Dataset items:
------
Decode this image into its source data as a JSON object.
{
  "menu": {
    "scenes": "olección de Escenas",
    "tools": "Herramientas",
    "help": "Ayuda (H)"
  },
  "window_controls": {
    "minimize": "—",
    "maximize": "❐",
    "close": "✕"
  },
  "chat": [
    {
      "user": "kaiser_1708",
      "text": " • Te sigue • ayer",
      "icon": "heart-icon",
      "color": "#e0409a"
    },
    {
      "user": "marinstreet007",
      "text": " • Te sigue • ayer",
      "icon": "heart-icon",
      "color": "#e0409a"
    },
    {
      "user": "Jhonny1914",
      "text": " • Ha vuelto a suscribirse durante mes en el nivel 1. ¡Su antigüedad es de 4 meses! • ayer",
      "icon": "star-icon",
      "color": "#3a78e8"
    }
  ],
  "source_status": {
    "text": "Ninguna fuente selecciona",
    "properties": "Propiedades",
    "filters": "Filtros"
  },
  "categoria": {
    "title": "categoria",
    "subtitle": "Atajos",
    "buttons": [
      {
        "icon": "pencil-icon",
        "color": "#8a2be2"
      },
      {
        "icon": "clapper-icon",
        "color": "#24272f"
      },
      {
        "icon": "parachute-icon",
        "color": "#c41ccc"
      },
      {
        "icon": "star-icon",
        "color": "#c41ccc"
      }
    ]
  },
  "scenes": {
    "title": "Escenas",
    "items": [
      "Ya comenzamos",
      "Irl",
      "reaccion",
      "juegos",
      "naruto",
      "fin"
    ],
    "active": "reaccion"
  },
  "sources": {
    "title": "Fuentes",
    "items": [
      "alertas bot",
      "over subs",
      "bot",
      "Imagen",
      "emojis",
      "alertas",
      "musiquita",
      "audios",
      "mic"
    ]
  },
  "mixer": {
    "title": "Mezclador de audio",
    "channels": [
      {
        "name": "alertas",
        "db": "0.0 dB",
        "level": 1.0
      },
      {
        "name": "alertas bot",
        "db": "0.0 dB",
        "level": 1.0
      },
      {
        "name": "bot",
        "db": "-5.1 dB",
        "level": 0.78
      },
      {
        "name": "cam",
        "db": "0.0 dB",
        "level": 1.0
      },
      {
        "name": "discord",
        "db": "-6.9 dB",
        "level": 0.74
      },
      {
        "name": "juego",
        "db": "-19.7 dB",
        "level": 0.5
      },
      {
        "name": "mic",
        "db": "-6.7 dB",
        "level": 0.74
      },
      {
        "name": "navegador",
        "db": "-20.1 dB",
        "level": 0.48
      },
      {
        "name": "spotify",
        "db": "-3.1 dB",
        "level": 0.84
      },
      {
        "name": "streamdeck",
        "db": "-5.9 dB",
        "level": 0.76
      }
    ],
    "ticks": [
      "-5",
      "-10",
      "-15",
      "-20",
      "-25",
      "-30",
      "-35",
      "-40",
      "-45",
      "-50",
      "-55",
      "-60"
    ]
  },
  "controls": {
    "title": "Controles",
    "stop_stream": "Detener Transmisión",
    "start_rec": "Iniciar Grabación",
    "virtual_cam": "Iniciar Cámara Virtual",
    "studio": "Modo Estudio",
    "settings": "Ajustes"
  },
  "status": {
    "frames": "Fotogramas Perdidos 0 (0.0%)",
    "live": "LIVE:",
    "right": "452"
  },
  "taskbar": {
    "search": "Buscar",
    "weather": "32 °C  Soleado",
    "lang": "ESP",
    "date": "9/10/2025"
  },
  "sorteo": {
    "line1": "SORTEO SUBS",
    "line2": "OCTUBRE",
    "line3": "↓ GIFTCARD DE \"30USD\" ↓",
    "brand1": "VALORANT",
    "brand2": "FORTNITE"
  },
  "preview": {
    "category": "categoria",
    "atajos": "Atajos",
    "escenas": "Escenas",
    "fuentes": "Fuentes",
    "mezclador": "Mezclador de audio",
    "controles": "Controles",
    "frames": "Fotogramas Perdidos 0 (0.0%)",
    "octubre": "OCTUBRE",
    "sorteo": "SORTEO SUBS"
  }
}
------
Work to complete: Write out all of the records once more, exactly.

Solution for this task:
Decode this image into its source data as a JSON object.
{
  "menu": {
    "scenes": "olección de Escenas",
    "tools": "Herramientas",
    "help": "Ayuda (H)"
  },
  "window_controls": {
    "minimize": "—",
    "maximize": "❐",
    "close": "✕"
  },
  "chat": [
    {
      "user": "kaiser_1708",
      "text": " • Te sigue • ayer",
      "icon": "heart-icon",
      "color": "#e0409a"
    },
    {
      "user": "marinstreet007",
      "text": " • Te sigue • ayer",
      "icon": "heart-icon",
      "color": "#e0409a"
    },
    {
      "user": "Jhonny1914",
      "text": " • Ha vuelto a suscribirse durante mes en el nivel 1. ¡Su antigüedad es de 4 meses! • ayer",
      "icon": "star-icon",
      "color": "#3a78e8"
    }
  ],
  "source_status": {
    "text": "Ninguna fuente selecciona",
    "properties": "Propiedades",
    "filters": "Filtros"
  },
  "categoria": {
    "title": "categoria",
    "subtitle": "Atajos",
    "buttons": [
      {
        "icon": "pencil-icon",
        "color": "#8a2be2"
      },
      {
        "icon": "clapper-icon",
        "color": "#24272f"
      },
      {
        "icon": "parachute-icon",
        "color": "#c41ccc"
      },
      {
        "icon": "star-icon",
        "color": "#c41ccc"
      }
    ]
  },
  "scenes": {
    "title": "Escenas",
    "items": [
      "Ya comenzamos",
      "Irl",
      "reaccion",
      "juegos",
      "naruto",
      "fin"
    ],
    "active": "reaccion"
  },
  "sources": {
    "title": "Fuentes",
    "items": [
      "alertas bot",
      "over subs",
      "bot",
      "Imagen",
      "emojis",
      "alertas",
      "musiquita",
      "audios",
      "mic"
    ]
  },
  "mixer": {
    "title": "Mezclador de audio",
    "channels": [
      {
        "name": "alertas",
        "db": "0.0 dB",
        "level": 1.0
      },
      {
        "name": "alertas bot",
        "db": "0.0 dB",
        "level": 1.0
      },
      {
        "name": "bot",
        "db": "-5.1 dB",
        "level": 0.78
      },
      {
        "name": "cam",
        "db": "0.0 dB",
        "level": 1.0
      },
      {
        "name": "discord",
        "db": "-6.9 dB",
        "level": 0.74
      },
      {
        "name": "juego",
        "db": "-19.7 dB",
        "level": 0.5
      },
      {
        "name": "mic",
        "db": "-6.7 dB",
        "level": 0.74
      },
      {
        "name": "navegador",
        "db": "-20.1 dB",
        "level": 0.48
      },
      {
        "name": "spotify",
        "db": "-3.1 dB",
        "level": 0.84
      },
      {
        "name": "streamdeck",
        "db": "-5.9 dB",
        "level": 0.76
      }
    ],
    "ticks": [
      "-5",
      "-10",
      "-15",
      "-20",
      "-25",
      "-30",
      "-35",
      "-40",
      "-45",
      "-50",
      "-55",
      "-60"
    ]
  },
  "controls": {
    "title": "Controles",
    "stop_stream": "Detener Transmisión",
    "start_rec": "Iniciar Grabación",
    "virtual_cam": "Iniciar Cámara Virtual",
    "studio": "Modo Estudio",
    "settings": "Ajustes"
  },
  "status": {
    "frames": "Fotogramas Perdidos 0 (0.0%)",
    "live": "LIVE:",
    "right": "452"
  },
  "taskbar": {
    "search": "Buscar",
    "weather": "32 °C  Soleado",
    "lang": "ESP",
    "date": "9/10/2025"
  },
  "sorteo": {
    "line1": "SORTEO SUBS",
    "line2": "OCTUBRE",
    "line3": "↓ GIFTCARD DE \"30USD\" ↓",
    "brand1": "VALORANT",
    "brand2": "FORTNITE"
  },
  "preview": {
    "category": "categoria",
    "atajos": "Atajos",
    "escenas": "Escenas",
    "fuentes": "Fuentes",
    "mezclador": "Mezclador de audio",
    "controles": "Controles",
    "frames": "Fotogramas Perdidos 0 (0.0%)",
    "octubre": "OCTUBRE",
    "sorteo": "SORTEO SUBS"
  }
}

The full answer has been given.